Give every line of the data again, unchanged, but with no pictures.

• Dataset:
^^^^^^^^^^^^^^^^

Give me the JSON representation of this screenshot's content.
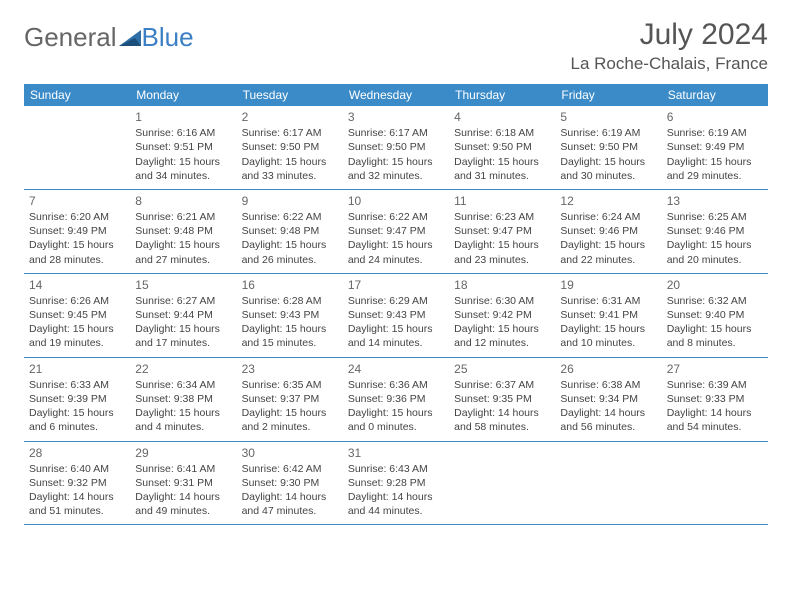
{
  "brand": {
    "part1": "General",
    "part2": "Blue"
  },
  "title": "July 2024",
  "location": "La Roche-Chalais, France",
  "colors": {
    "header_bg": "#3b8bc9",
    "header_text": "#ffffff",
    "rule": "#3b8bc9",
    "body_text": "#444444",
    "title_text": "#555555"
  },
  "weekdays": [
    "Sunday",
    "Monday",
    "Tuesday",
    "Wednesday",
    "Thursday",
    "Friday",
    "Saturday"
  ],
  "weeks": [
    [
      {
        "n": "",
        "sunrise": "",
        "sunset": "",
        "daylight": ""
      },
      {
        "n": "1",
        "sunrise": "Sunrise: 6:16 AM",
        "sunset": "Sunset: 9:51 PM",
        "daylight": "Daylight: 15 hours and 34 minutes."
      },
      {
        "n": "2",
        "sunrise": "Sunrise: 6:17 AM",
        "sunset": "Sunset: 9:50 PM",
        "daylight": "Daylight: 15 hours and 33 minutes."
      },
      {
        "n": "3",
        "sunrise": "Sunrise: 6:17 AM",
        "sunset": "Sunset: 9:50 PM",
        "daylight": "Daylight: 15 hours and 32 minutes."
      },
      {
        "n": "4",
        "sunrise": "Sunrise: 6:18 AM",
        "sunset": "Sunset: 9:50 PM",
        "daylight": "Daylight: 15 hours and 31 minutes."
      },
      {
        "n": "5",
        "sunrise": "Sunrise: 6:19 AM",
        "sunset": "Sunset: 9:50 PM",
        "daylight": "Daylight: 15 hours and 30 minutes."
      },
      {
        "n": "6",
        "sunrise": "Sunrise: 6:19 AM",
        "sunset": "Sunset: 9:49 PM",
        "daylight": "Daylight: 15 hours and 29 minutes."
      }
    ],
    [
      {
        "n": "7",
        "sunrise": "Sunrise: 6:20 AM",
        "sunset": "Sunset: 9:49 PM",
        "daylight": "Daylight: 15 hours and 28 minutes."
      },
      {
        "n": "8",
        "sunrise": "Sunrise: 6:21 AM",
        "sunset": "Sunset: 9:48 PM",
        "daylight": "Daylight: 15 hours and 27 minutes."
      },
      {
        "n": "9",
        "sunrise": "Sunrise: 6:22 AM",
        "sunset": "Sunset: 9:48 PM",
        "daylight": "Daylight: 15 hours and 26 minutes."
      },
      {
        "n": "10",
        "sunrise": "Sunrise: 6:22 AM",
        "sunset": "Sunset: 9:47 PM",
        "daylight": "Daylight: 15 hours and 24 minutes."
      },
      {
        "n": "11",
        "sunrise": "Sunrise: 6:23 AM",
        "sunset": "Sunset: 9:47 PM",
        "daylight": "Daylight: 15 hours and 23 minutes."
      },
      {
        "n": "12",
        "sunrise": "Sunrise: 6:24 AM",
        "sunset": "Sunset: 9:46 PM",
        "daylight": "Daylight: 15 hours and 22 minutes."
      },
      {
        "n": "13",
        "sunrise": "Sunrise: 6:25 AM",
        "sunset": "Sunset: 9:46 PM",
        "daylight": "Daylight: 15 hours and 20 minutes."
      }
    ],
    [
      {
        "n": "14",
        "sunrise": "Sunrise: 6:26 AM",
        "sunset": "Sunset: 9:45 PM",
        "daylight": "Daylight: 15 hours and 19 minutes."
      },
      {
        "n": "15",
        "sunrise": "Sunrise: 6:27 AM",
        "sunset": "Sunset: 9:44 PM",
        "daylight": "Daylight: 15 hours and 17 minutes."
      },
      {
        "n": "16",
        "sunrise": "Sunrise: 6:28 AM",
        "sunset": "Sunset: 9:43 PM",
        "daylight": "Daylight: 15 hours and 15 minutes."
      },
      {
        "n": "17",
        "sunrise": "Sunrise: 6:29 AM",
        "sunset": "Sunset: 9:43 PM",
        "daylight": "Daylight: 15 hours and 14 minutes."
      },
      {
        "n": "18",
        "sunrise": "Sunrise: 6:30 AM",
        "sunset": "Sunset: 9:42 PM",
        "daylight": "Daylight: 15 hours and 12 minutes."
      },
      {
        "n": "19",
        "sunrise": "Sunrise: 6:31 AM",
        "sunset": "Sunset: 9:41 PM",
        "daylight": "Daylight: 15 hours and 10 minutes."
      },
      {
        "n": "20",
        "sunrise": "Sunrise: 6:32 AM",
        "sunset": "Sunset: 9:40 PM",
        "daylight": "Daylight: 15 hours and 8 minutes."
      }
    ],
    [
      {
        "n": "21",
        "sunrise": "Sunrise: 6:33 AM",
        "sunset": "Sunset: 9:39 PM",
        "daylight": "Daylight: 15 hours and 6 minutes."
      },
      {
        "n": "22",
        "sunrise": "Sunrise: 6:34 AM",
        "sunset": "Sunset: 9:38 PM",
        "daylight": "Daylight: 15 hours and 4 minutes."
      },
      {
        "n": "23",
        "sunrise": "Sunrise: 6:35 AM",
        "sunset": "Sunset: 9:37 PM",
        "daylight": "Daylight: 15 hours and 2 minutes."
      },
      {
        "n": "24",
        "sunrise": "Sunrise: 6:36 AM",
        "sunset": "Sunset: 9:36 PM",
        "daylight": "Daylight: 15 hours and 0 minutes."
      },
      {
        "n": "25",
        "sunrise": "Sunrise: 6:37 AM",
        "sunset": "Sunset: 9:35 PM",
        "daylight": "Daylight: 14 hours and 58 minutes."
      },
      {
        "n": "26",
        "sunrise": "Sunrise: 6:38 AM",
        "sunset": "Sunset: 9:34 PM",
        "daylight": "Daylight: 14 hours and 56 minutes."
      },
      {
        "n": "27",
        "sunrise": "Sunrise: 6:39 AM",
        "sunset": "Sunset: 9:33 PM",
        "daylight": "Daylight: 14 hours and 54 minutes."
      }
    ],
    [
      {
        "n": "28",
        "sunrise": "Sunrise: 6:40 AM",
        "sunset": "Sunset: 9:32 PM",
        "daylight": "Daylight: 14 hours and 51 minutes."
      },
      {
        "n": "29",
        "sunrise": "Sunrise: 6:41 AM",
        "sunset": "Sunset: 9:31 PM",
        "daylight": "Daylight: 14 hours and 49 minutes."
      },
      {
        "n": "30",
        "sunrise": "Sunrise: 6:42 AM",
        "sunset": "Sunset: 9:30 PM",
        "daylight": "Daylight: 14 hours and 47 minutes."
      },
      {
        "n": "31",
        "sunrise": "Sunrise: 6:43 AM",
        "sunset": "Sunset: 9:28 PM",
        "daylight": "Daylight: 14 hours and 44 minutes."
      },
      {
        "n": "",
        "sunrise": "",
        "sunset": "",
        "daylight": ""
      },
      {
        "n": "",
        "sunrise": "",
        "sunset": "",
        "daylight": ""
      },
      {
        "n": "",
        "sunrise": "",
        "sunset": "",
        "daylight": ""
      }
    ]
  ]
}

^^^^^^^^^^^^^^^^

• Task response:
Give me the JSON representation of this screenshot's content.
{
  "brand": {
    "part1": "General",
    "part2": "Blue"
  },
  "title": "July 2024",
  "location": "La Roche-Chalais, France",
  "colors": {
    "header_bg": "#3b8bc9",
    "header_text": "#ffffff",
    "rule": "#3b8bc9",
    "body_text": "#444444",
    "title_text": "#555555"
  },
  "weekdays": [
    "Sunday",
    "Monday",
    "Tuesday",
    "Wednesday",
    "Thursday",
    "Friday",
    "Saturday"
  ],
  "weeks": [
    [
      {
        "n": "",
        "sunrise": "",
        "sunset": "",
        "daylight": ""
      },
      {
        "n": "1",
        "sunrise": "Sunrise: 6:16 AM",
        "sunset": "Sunset: 9:51 PM",
        "daylight": "Daylight: 15 hours and 34 minutes."
      },
      {
        "n": "2",
        "sunrise": "Sunrise: 6:17 AM",
        "sunset": "Sunset: 9:50 PM",
        "daylight": "Daylight: 15 hours and 33 minutes."
      },
      {
        "n": "3",
        "sunrise": "Sunrise: 6:17 AM",
        "sunset": "Sunset: 9:50 PM",
        "daylight": "Daylight: 15 hours and 32 minutes."
      },
      {
        "n": "4",
        "sunrise": "Sunrise: 6:18 AM",
        "sunset": "Sunset: 9:50 PM",
        "daylight": "Daylight: 15 hours and 31 minutes."
      },
      {
        "n": "5",
        "sunrise": "Sunrise: 6:19 AM",
        "sunset": "Sunset: 9:50 PM",
        "daylight": "Daylight: 15 hours and 30 minutes."
      },
      {
        "n": "6",
        "sunrise": "Sunrise: 6:19 AM",
        "sunset": "Sunset: 9:49 PM",
        "daylight": "Daylight: 15 hours and 29 minutes."
      }
    ],
    [
      {
        "n": "7",
        "sunrise": "Sunrise: 6:20 AM",
        "sunset": "Sunset: 9:49 PM",
        "daylight": "Daylight: 15 hours and 28 minutes."
      },
      {
        "n": "8",
        "sunrise": "Sunrise: 6:21 AM",
        "sunset": "Sunset: 9:48 PM",
        "daylight": "Daylight: 15 hours and 27 minutes."
      },
      {
        "n": "9",
        "sunrise": "Sunrise: 6:22 AM",
        "sunset": "Sunset: 9:48 PM",
        "daylight": "Daylight: 15 hours and 26 minutes."
      },
      {
        "n": "10",
        "sunrise": "Sunrise: 6:22 AM",
        "sunset": "Sunset: 9:47 PM",
        "daylight": "Daylight: 15 hours and 24 minutes."
      },
      {
        "n": "11",
        "sunrise": "Sunrise: 6:23 AM",
        "sunset": "Sunset: 9:47 PM",
        "daylight": "Daylight: 15 hours and 23 minutes."
      },
      {
        "n": "12",
        "sunrise": "Sunrise: 6:24 AM",
        "sunset": "Sunset: 9:46 PM",
        "daylight": "Daylight: 15 hours and 22 minutes."
      },
      {
        "n": "13",
        "sunrise": "Sunrise: 6:25 AM",
        "sunset": "Sunset: 9:46 PM",
        "daylight": "Daylight: 15 hours and 20 minutes."
      }
    ],
    [
      {
        "n": "14",
        "sunrise": "Sunrise: 6:26 AM",
        "sunset": "Sunset: 9:45 PM",
        "daylight": "Daylight: 15 hours and 19 minutes."
      },
      {
        "n": "15",
        "sunrise": "Sunrise: 6:27 AM",
        "sunset": "Sunset: 9:44 PM",
        "daylight": "Daylight: 15 hours and 17 minutes."
      },
      {
        "n": "16",
        "sunrise": "Sunrise: 6:28 AM",
        "sunset": "Sunset: 9:43 PM",
        "daylight": "Daylight: 15 hours and 15 minutes."
      },
      {
        "n": "17",
        "sunrise": "Sunrise: 6:29 AM",
        "sunset": "Sunset: 9:43 PM",
        "daylight": "Daylight: 15 hours and 14 minutes."
      },
      {
        "n": "18",
        "sunrise": "Sunrise: 6:30 AM",
        "sunset": "Sunset: 9:42 PM",
        "daylight": "Daylight: 15 hours and 12 minutes."
      },
      {
        "n": "19",
        "sunrise": "Sunrise: 6:31 AM",
        "sunset": "Sunset: 9:41 PM",
        "daylight": "Daylight: 15 hours and 10 minutes."
      },
      {
        "n": "20",
        "sunrise": "Sunrise: 6:32 AM",
        "sunset": "Sunset: 9:40 PM",
        "daylight": "Daylight: 15 hours and 8 minutes."
      }
    ],
    [
      {
        "n": "21",
        "sunrise": "Sunrise: 6:33 AM",
        "sunset": "Sunset: 9:39 PM",
        "daylight": "Daylight: 15 hours and 6 minutes."
      },
      {
        "n": "22",
        "sunrise": "Sunrise: 6:34 AM",
        "sunset": "Sunset: 9:38 PM",
        "daylight": "Daylight: 15 hours and 4 minutes."
      },
      {
        "n": "23",
        "sunrise": "Sunrise: 6:35 AM",
        "sunset": "Sunset: 9:37 PM",
        "daylight": "Daylight: 15 hours and 2 minutes."
      },
      {
        "n": "24",
        "sunrise": "Sunrise: 6:36 AM",
        "sunset": "Sunset: 9:36 PM",
        "daylight": "Daylight: 15 hours and 0 minutes."
      },
      {
        "n": "25",
        "sunrise": "Sunrise: 6:37 AM",
        "sunset": "Sunset: 9:35 PM",
        "daylight": "Daylight: 14 hours and 58 minutes."
      },
      {
        "n": "26",
        "sunrise": "Sunrise: 6:38 AM",
        "sunset": "Sunset: 9:34 PM",
        "daylight": "Daylight: 14 hours and 56 minutes."
      },
      {
        "n": "27",
        "sunrise": "Sunrise: 6:39 AM",
        "sunset": "Sunset: 9:33 PM",
        "daylight": "Daylight: 14 hours and 54 minutes."
      }
    ],
    [
      {
        "n": "28",
        "sunrise": "Sunrise: 6:40 AM",
        "sunset": "Sunset: 9:32 PM",
        "daylight": "Daylight: 14 hours and 51 minutes."
      },
      {
        "n": "29",
        "sunrise": "Sunrise: 6:41 AM",
        "sunset": "Sunset: 9:31 PM",
        "daylight": "Daylight: 14 hours and 49 minutes."
      },
      {
        "n": "30",
        "sunrise": "Sunrise: 6:42 AM",
        "sunset": "Sunset: 9:30 PM",
        "daylight": "Daylight: 14 hours and 47 minutes."
      },
      {
        "n": "31",
        "sunrise": "Sunrise: 6:43 AM",
        "sunset": "Sunset: 9:28 PM",
        "daylight": "Daylight: 14 hours and 44 minutes."
      },
      {
        "n": "",
        "sunrise": "",
        "sunset": "",
        "daylight": ""
      },
      {
        "n": "",
        "sunrise": "",
        "sunset": "",
        "daylight": ""
      },
      {
        "n": "",
        "sunrise": "",
        "sunset": "",
        "daylight": ""
      }
    ]
  ]
}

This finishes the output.